(Dataset entries)
_____

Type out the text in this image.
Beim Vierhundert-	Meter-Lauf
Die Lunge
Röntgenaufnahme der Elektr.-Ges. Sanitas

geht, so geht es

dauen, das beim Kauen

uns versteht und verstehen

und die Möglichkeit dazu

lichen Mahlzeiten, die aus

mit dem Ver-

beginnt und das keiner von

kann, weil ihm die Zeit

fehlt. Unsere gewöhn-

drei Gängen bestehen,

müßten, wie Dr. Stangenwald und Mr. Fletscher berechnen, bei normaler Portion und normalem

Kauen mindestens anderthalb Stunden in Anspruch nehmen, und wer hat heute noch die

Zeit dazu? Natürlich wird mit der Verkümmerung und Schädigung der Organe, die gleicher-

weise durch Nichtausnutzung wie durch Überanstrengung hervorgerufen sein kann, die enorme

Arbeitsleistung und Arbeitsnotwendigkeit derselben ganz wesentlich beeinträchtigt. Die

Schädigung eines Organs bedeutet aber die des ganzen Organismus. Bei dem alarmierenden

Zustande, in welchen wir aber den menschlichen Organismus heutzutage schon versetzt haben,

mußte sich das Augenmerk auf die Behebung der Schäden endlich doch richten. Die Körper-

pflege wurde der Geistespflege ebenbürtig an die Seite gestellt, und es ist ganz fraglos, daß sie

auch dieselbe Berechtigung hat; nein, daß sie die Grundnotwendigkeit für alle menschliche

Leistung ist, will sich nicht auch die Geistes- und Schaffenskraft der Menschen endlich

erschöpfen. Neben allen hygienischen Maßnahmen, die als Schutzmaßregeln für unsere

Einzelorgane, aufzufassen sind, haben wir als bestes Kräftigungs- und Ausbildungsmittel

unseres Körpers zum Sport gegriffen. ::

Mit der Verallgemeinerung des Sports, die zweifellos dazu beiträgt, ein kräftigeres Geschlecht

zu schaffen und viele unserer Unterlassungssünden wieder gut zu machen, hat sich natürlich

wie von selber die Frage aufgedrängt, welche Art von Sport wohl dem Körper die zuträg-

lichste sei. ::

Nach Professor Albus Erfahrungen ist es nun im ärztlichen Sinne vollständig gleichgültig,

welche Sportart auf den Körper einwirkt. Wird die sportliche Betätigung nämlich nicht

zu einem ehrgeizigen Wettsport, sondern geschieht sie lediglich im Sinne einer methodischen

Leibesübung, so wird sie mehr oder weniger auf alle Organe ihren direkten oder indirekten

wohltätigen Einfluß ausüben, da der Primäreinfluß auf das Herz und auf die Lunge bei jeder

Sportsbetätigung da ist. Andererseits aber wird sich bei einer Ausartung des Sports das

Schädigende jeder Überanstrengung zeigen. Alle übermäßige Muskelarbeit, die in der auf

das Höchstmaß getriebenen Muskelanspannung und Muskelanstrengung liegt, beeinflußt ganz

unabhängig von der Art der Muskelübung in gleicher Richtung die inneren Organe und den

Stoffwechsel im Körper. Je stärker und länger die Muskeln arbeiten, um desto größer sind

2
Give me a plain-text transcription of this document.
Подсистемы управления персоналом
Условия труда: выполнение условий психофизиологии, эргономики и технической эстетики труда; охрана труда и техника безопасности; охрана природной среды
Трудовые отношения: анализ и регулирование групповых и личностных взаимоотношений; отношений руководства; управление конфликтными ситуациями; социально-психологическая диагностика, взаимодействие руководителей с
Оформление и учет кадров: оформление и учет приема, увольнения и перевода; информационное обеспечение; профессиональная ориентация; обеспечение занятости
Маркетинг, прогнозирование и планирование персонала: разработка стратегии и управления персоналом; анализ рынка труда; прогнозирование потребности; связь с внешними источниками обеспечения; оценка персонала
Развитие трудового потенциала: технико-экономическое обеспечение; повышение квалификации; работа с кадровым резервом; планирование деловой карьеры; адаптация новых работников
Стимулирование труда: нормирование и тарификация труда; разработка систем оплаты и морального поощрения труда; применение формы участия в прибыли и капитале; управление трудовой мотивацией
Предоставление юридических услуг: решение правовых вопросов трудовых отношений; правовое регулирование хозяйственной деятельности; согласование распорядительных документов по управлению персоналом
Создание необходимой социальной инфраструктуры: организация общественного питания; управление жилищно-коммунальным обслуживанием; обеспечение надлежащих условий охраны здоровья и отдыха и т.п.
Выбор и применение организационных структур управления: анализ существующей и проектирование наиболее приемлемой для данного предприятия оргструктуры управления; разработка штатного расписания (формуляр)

_____

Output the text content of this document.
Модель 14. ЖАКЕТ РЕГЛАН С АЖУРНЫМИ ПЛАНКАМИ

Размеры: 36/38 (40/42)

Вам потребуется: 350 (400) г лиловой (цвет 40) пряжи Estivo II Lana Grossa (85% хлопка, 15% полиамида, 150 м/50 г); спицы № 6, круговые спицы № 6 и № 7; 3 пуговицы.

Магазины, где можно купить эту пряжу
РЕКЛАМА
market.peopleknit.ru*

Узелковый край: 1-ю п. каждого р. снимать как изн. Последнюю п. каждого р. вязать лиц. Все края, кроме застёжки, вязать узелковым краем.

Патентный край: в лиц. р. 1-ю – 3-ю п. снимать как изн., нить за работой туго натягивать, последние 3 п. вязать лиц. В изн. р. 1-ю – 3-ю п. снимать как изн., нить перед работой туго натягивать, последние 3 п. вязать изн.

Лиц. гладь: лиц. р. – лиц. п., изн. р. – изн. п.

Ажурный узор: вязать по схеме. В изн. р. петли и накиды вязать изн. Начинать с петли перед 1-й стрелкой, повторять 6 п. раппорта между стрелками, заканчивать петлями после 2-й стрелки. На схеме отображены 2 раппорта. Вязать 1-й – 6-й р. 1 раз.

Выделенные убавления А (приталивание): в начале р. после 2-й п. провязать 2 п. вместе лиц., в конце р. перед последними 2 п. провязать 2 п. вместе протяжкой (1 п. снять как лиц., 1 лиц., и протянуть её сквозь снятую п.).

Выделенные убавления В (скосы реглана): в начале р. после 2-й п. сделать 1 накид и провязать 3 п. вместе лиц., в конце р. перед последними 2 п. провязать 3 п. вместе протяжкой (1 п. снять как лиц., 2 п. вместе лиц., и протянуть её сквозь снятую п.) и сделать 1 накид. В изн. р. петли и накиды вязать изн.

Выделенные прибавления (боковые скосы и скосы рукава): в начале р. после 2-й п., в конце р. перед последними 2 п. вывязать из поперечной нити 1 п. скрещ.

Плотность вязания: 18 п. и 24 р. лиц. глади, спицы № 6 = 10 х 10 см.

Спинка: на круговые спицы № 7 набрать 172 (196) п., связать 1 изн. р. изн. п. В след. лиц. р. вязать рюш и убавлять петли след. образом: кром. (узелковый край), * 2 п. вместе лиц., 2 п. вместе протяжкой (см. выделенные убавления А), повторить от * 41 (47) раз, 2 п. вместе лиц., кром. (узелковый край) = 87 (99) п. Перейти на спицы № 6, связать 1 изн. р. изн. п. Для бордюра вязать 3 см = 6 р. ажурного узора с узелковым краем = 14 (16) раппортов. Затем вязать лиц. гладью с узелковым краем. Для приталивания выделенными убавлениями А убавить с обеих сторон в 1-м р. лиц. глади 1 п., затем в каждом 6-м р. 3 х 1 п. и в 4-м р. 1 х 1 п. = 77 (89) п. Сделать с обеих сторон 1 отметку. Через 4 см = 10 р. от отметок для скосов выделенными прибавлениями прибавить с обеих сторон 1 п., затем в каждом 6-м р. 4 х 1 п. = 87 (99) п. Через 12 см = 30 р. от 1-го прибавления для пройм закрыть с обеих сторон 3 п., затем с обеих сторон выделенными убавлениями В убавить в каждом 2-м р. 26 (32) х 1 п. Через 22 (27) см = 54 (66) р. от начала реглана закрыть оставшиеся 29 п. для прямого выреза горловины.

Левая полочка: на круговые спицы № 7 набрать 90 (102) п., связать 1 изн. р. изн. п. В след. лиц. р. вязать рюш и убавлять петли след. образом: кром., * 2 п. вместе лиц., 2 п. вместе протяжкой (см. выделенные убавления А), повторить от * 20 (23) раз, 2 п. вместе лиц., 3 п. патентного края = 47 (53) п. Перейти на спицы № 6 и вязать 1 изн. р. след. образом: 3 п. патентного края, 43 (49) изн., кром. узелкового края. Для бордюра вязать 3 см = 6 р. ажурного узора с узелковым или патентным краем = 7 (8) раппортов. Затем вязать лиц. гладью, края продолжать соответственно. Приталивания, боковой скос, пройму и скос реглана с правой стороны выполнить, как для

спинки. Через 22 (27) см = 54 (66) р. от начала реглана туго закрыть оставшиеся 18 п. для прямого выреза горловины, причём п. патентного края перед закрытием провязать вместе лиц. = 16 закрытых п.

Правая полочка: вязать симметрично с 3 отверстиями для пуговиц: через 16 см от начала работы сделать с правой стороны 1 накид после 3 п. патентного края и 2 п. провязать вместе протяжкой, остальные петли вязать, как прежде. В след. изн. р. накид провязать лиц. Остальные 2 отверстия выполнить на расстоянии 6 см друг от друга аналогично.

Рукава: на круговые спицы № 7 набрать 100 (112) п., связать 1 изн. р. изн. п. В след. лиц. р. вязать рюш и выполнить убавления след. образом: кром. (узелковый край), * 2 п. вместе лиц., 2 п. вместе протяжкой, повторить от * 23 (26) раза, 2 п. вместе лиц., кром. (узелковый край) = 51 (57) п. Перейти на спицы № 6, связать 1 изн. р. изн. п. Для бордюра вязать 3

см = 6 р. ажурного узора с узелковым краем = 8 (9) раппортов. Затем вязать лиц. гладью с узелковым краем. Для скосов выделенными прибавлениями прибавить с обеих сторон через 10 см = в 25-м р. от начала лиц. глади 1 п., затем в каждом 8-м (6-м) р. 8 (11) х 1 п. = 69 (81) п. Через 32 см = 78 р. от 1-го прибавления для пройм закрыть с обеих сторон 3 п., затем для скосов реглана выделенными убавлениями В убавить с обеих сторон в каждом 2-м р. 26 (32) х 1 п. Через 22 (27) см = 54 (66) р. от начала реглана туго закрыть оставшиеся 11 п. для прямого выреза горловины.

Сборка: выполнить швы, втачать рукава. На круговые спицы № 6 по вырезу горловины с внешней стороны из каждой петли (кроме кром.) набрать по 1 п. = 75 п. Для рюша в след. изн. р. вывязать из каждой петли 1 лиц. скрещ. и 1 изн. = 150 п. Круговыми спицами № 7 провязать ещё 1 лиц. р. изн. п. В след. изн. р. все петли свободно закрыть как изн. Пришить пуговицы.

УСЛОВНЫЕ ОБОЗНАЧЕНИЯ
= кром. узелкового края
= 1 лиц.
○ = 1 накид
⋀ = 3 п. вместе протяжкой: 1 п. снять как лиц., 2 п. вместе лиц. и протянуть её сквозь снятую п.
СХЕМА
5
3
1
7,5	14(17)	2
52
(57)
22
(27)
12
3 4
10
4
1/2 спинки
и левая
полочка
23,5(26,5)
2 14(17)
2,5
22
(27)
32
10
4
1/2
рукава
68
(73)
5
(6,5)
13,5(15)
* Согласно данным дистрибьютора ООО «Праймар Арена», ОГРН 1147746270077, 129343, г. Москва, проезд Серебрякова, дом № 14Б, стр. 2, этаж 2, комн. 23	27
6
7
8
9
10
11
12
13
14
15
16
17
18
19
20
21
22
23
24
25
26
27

_____

■ Given instruction
List all lines holding the string "Organismus".

■ Written reply
Schädigung eines Organs bedeutet aber die des ganzen Organismus. Bei dem alarmierenden
Zustande, in welchen wir aber den menschlichen Organismus heutzutage schon versetzt haben,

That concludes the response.